PROBLEM => Could you write out the records below exactly as they appear?

begin DATASET ENTRIES

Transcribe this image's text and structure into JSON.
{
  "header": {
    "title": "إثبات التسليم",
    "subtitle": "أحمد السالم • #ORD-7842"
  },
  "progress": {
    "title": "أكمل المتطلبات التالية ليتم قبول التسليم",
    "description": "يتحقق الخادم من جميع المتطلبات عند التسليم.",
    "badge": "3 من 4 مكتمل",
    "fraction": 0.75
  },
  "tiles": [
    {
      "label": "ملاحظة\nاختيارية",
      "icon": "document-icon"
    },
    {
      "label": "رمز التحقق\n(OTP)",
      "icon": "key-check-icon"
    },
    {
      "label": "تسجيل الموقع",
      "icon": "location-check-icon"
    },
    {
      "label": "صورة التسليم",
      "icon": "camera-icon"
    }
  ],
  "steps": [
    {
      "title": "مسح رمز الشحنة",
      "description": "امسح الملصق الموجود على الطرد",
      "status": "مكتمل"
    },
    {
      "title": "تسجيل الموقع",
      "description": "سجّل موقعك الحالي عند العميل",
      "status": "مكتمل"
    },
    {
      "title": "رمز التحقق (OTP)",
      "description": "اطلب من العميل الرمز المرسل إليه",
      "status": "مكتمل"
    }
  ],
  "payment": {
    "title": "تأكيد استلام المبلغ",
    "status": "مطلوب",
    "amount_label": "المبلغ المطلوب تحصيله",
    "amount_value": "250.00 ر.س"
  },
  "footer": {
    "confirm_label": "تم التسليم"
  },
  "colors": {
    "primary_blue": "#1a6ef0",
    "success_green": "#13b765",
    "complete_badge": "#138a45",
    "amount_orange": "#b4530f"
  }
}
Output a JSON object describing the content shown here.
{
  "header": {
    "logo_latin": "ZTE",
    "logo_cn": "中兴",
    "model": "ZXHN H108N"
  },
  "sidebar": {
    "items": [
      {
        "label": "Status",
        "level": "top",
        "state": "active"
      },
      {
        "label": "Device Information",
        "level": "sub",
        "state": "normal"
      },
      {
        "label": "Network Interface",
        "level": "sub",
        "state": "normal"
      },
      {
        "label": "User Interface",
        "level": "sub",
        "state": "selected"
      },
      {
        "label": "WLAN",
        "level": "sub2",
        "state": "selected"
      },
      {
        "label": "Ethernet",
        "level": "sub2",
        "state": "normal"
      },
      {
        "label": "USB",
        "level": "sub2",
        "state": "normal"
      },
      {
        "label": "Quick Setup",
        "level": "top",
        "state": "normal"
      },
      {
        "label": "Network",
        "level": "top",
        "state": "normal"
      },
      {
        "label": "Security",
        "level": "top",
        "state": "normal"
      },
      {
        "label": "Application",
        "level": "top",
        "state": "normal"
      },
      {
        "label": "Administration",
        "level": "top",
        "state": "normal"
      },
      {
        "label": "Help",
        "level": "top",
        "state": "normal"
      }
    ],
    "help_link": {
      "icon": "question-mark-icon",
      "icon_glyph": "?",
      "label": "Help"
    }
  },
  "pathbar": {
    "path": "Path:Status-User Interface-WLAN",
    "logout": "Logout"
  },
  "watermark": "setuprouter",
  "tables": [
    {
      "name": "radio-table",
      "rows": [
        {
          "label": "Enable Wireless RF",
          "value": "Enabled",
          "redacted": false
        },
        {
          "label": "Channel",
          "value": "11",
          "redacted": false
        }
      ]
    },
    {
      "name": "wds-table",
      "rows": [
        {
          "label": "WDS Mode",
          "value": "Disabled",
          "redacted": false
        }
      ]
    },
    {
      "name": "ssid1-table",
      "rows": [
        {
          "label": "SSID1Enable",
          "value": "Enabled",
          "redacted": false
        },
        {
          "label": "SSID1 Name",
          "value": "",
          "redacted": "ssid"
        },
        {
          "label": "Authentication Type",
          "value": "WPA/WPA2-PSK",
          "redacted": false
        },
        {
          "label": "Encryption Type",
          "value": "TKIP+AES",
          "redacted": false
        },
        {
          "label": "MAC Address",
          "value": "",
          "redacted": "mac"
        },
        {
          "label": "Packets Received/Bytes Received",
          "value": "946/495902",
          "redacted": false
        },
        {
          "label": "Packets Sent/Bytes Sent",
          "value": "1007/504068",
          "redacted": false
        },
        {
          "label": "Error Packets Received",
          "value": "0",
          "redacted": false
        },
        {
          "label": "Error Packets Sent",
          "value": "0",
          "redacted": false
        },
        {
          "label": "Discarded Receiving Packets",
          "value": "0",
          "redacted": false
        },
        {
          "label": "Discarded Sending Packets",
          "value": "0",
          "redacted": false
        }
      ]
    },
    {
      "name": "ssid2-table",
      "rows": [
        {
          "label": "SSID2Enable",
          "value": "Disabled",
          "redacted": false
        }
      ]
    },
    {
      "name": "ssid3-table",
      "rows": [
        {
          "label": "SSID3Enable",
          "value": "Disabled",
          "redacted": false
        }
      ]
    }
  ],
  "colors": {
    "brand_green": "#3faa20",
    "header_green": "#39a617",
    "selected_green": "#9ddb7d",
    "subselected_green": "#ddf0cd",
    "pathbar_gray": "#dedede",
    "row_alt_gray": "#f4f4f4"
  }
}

end DATASET ENTRIES

FINAL ANSWER =>
Transcribe this image's text and structure into JSON.
{
  "header": {
    "title": "إثبات التسليم",
    "subtitle": "أحمد السالم • #ORD-7842"
  },
  "progress": {
    "title": "أكمل المتطلبات التالية ليتم قبول التسليم",
    "description": "يتحقق الخادم من جميع المتطلبات عند التسليم.",
    "badge": "3 من 4 مكتمل",
    "fraction": 0.75
  },
  "tiles": [
    {
      "label": "ملاحظة\nاختيارية",
      "icon": "document-icon"
    },
    {
      "label": "رمز التحقق\n(OTP)",
      "icon": "key-check-icon"
    },
    {
      "label": "تسجيل الموقع",
      "icon": "location-check-icon"
    },
    {
      "label": "صورة التسليم",
      "icon": "camera-icon"
    }
  ],
  "steps": [
    {
      "title": "مسح رمز الشحنة",
      "description": "امسح الملصق الموجود على الطرد",
      "status": "مكتمل"
    },
    {
      "title": "تسجيل الموقع",
      "description": "سجّل موقعك الحالي عند العميل",
      "status": "مكتمل"
    },
    {
      "title": "رمز التحقق (OTP)",
      "description": "اطلب من العميل الرمز المرسل إليه",
      "status": "مكتمل"
    }
  ],
  "payment": {
    "title": "تأكيد استلام المبلغ",
    "status": "مطلوب",
    "amount_label": "المبلغ المطلوب تحصيله",
    "amount_value": "250.00 ر.س"
  },
  "footer": {
    "confirm_label": "تم التسليم"
  },
  "colors": {
    "primary_blue": "#1a6ef0",
    "success_green": "#13b765",
    "complete_badge": "#138a45",
    "amount_orange": "#b4530f"
  }
}
Output a JSON object describing the content shown here.
{
  "header": {
    "logo_latin": "ZTE",
    "logo_cn": "中兴",
    "model": "ZXHN H108N"
  },
  "sidebar": {
    "items": [
      {
        "label": "Status",
        "level": "top",
        "state": "active"
      },
      {
        "label": "Device Information",
        "level": "sub",
        "state": "normal"
      },
      {
        "label": "Network Interface",
        "level": "sub",
        "state": "normal"
      },
      {
        "label": "User Interface",
        "level": "sub",
        "state": "selected"
      },
      {
        "label": "WLAN",
        "level": "sub2",
        "state": "selected"
      },
      {
        "label": "Ethernet",
        "level": "sub2",
        "state": "normal"
      },
      {
        "label": "USB",
        "level": "sub2",
        "state": "normal"
      },
      {
        "label": "Quick Setup",
        "level": "top",
        "state": "normal"
      },
      {
        "label": "Network",
        "level": "top",
        "state": "normal"
      },
      {
        "label": "Security",
        "level": "top",
        "state": "normal"
      },
      {
        "label": "Application",
        "level": "top",
        "state": "normal"
      },
      {
        "label": "Administration",
        "level": "top",
        "state": "normal"
      },
      {
        "label": "Help",
        "level": "top",
        "state": "normal"
      }
    ],
    "help_link": {
      "icon": "question-mark-icon",
      "icon_glyph": "?",
      "label": "Help"
    }
  },
  "pathbar": {
    "path": "Path:Status-User Interface-WLAN",
    "logout": "Logout"
  },
  "watermark": "setuprouter",
  "tables": [
    {
      "name": "radio-table",
      "rows": [
        {
          "label": "Enable Wireless RF",
          "value": "Enabled",
          "redacted": false
        },
        {
          "label": "Channel",
          "value": "11",
          "redacted": false
        }
      ]
    },
    {
      "name": "wds-table",
      "rows": [
        {
          "label": "WDS Mode",
          "value": "Disabled",
          "redacted": false
        }
      ]
    },
    {
      "name": "ssid1-table",
      "rows": [
        {
          "label": "SSID1Enable",
          "value": "Enabled",
          "redacted": false
        },
        {
          "label": "SSID1 Name",
          "value": "",
          "redacted": "ssid"
        },
        {
          "label": "Authentication Type",
          "value": "WPA/WPA2-PSK",
          "redacted": false
        },
        {
          "label": "Encryption Type",
          "value": "TKIP+AES",
          "redacted": false
        },
        {
          "label": "MAC Address",
          "value": "",
          "redacted": "mac"
        },
        {
          "label": "Packets Received/Bytes Received",
          "value": "946/495902",
          "redacted": false
        },
        {
          "label": "Packets Sent/Bytes Sent",
          "value": "1007/504068",
          "redacted": false
        },
        {
          "label": "Error Packets Received",
          "value": "0",
          "redacted": false
        },
        {
          "label": "Error Packets Sent",
          "value": "0",
          "redacted": false
        },
        {
          "label": "Discarded Receiving Packets",
          "value": "0",
          "redacted": false
        },
        {
          "label": "Discarded Sending Packets",
          "value": "0",
          "redacted": false
        }
      ]
    },
    {
      "name": "ssid2-table",
      "rows": [
        {
          "label": "SSID2Enable",
          "value": "Disabled",
          "redacted": false
        }
      ]
    },
    {
      "name": "ssid3-table",
      "rows": [
        {
          "label": "SSID3Enable",
          "value": "Disabled",
          "redacted": false
        }
      ]
    }
  ],
  "colors": {
    "brand_green": "#3faa20",
    "header_green": "#39a617",
    "selected_green": "#9ddb7d",
    "subselected_green": "#ddf0cd",
    "pathbar_gray": "#dedede",
    "row_alt_gray": "#f4f4f4"
  }
}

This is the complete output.